## Aim of the exercise
Copy every line of the material below word for word.

─── Records to process

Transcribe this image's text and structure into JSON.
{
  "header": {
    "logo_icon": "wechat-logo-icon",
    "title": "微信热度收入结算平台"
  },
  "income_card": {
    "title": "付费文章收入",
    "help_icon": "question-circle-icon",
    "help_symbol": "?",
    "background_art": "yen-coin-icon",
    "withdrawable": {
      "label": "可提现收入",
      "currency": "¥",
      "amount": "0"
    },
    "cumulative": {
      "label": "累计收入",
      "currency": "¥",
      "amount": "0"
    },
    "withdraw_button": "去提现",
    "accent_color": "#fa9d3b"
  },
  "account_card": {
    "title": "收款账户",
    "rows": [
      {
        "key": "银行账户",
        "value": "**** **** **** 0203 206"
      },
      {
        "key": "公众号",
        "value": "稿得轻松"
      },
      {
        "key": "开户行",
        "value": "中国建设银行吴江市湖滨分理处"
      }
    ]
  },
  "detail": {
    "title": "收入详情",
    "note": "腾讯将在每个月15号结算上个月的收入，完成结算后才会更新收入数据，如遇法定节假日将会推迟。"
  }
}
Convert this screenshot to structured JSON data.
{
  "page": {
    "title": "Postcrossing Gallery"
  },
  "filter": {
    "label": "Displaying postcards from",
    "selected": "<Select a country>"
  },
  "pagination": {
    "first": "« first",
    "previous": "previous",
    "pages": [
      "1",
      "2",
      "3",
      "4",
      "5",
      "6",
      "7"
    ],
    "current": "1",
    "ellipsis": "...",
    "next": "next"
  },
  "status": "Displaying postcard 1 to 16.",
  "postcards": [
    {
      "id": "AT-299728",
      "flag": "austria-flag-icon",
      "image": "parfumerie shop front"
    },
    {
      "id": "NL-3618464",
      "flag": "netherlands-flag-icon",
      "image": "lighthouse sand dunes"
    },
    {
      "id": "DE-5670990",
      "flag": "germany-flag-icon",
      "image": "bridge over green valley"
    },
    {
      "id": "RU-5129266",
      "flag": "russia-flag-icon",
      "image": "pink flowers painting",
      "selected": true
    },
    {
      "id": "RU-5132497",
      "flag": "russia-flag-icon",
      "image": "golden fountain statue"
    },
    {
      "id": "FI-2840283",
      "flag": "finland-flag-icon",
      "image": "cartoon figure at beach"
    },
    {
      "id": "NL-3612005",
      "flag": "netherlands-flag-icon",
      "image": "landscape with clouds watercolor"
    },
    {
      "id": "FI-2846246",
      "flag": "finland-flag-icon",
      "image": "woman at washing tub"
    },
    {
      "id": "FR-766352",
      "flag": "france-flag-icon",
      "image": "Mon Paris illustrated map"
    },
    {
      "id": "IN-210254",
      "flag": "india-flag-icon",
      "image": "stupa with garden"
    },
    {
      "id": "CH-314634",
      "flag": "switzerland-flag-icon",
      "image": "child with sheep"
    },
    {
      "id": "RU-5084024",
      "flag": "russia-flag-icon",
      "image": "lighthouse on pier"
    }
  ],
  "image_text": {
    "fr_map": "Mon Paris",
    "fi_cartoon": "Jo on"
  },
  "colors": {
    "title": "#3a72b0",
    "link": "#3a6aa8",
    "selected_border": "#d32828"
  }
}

──────

## Exercise answer
Transcribe this image's text and structure into JSON.
{
  "header": {
    "logo_icon": "wechat-logo-icon",
    "title": "微信热度收入结算平台"
  },
  "income_card": {
    "title": "付费文章收入",
    "help_icon": "question-circle-icon",
    "help_symbol": "?",
    "background_art": "yen-coin-icon",
    "withdrawable": {
      "label": "可提现收入",
      "currency": "¥",
      "amount": "0"
    },
    "cumulative": {
      "label": "累计收入",
      "currency": "¥",
      "amount": "0"
    },
    "withdraw_button": "去提现",
    "accent_color": "#fa9d3b"
  },
  "account_card": {
    "title": "收款账户",
    "rows": [
      {
        "key": "银行账户",
        "value": "**** **** **** 0203 206"
      },
      {
        "key": "公众号",
        "value": "稿得轻松"
      },
      {
        "key": "开户行",
        "value": "中国建设银行吴江市湖滨分理处"
      }
    ]
  },
  "detail": {
    "title": "收入详情",
    "note": "腾讯将在每个月15号结算上个月的收入，完成结算后才会更新收入数据，如遇法定节假日将会推迟。"
  }
}
Convert this screenshot to structured JSON data.
{
  "page": {
    "title": "Postcrossing Gallery"
  },
  "filter": {
    "label": "Displaying postcards from",
    "selected": "<Select a country>"
  },
  "pagination": {
    "first": "« first",
    "previous": "previous",
    "pages": [
      "1",
      "2",
      "3",
      "4",
      "5",
      "6",
      "7"
    ],
    "current": "1",
    "ellipsis": "...",
    "next": "next"
  },
  "status": "Displaying postcard 1 to 16.",
  "postcards": [
    {
      "id": "AT-299728",
      "flag": "austria-flag-icon",
      "image": "parfumerie shop front"
    },
    {
      "id": "NL-3618464",
      "flag": "netherlands-flag-icon",
      "image": "lighthouse sand dunes"
    },
    {
      "id": "DE-5670990",
      "flag": "germany-flag-icon",
      "image": "bridge over green valley"
    },
    {
      "id": "RU-5129266",
      "flag": "russia-flag-icon",
      "image": "pink flowers painting",
      "selected": true
    },
    {
      "id": "RU-5132497",
      "flag": "russia-flag-icon",
      "image": "golden fountain statue"
    },
    {
      "id": "FI-2840283",
      "flag": "finland-flag-icon",
      "image": "cartoon figure at beach"
    },
    {
      "id": "NL-3612005",
      "flag": "netherlands-flag-icon",
      "image": "landscape with clouds watercolor"
    },
    {
      "id": "FI-2846246",
      "flag": "finland-flag-icon",
      "image": "woman at washing tub"
    },
    {
      "id": "FR-766352",
      "flag": "france-flag-icon",
      "image": "Mon Paris illustrated map"
    },
    {
      "id": "IN-210254",
      "flag": "india-flag-icon",
      "image": "stupa with garden"
    },
    {
      "id": "CH-314634",
      "flag": "switzerland-flag-icon",
      "image": "child with sheep"
    },
    {
      "id": "RU-5084024",
      "flag": "russia-flag-icon",
      "image": "lighthouse on pier"
    }
  ],
  "image_text": {
    "fr_map": "Mon Paris",
    "fi_cartoon": "Jo on"
  },
  "colors": {
    "title": "#3a72b0",
    "link": "#3a6aa8",
    "selected_border": "#d32828"
  }
}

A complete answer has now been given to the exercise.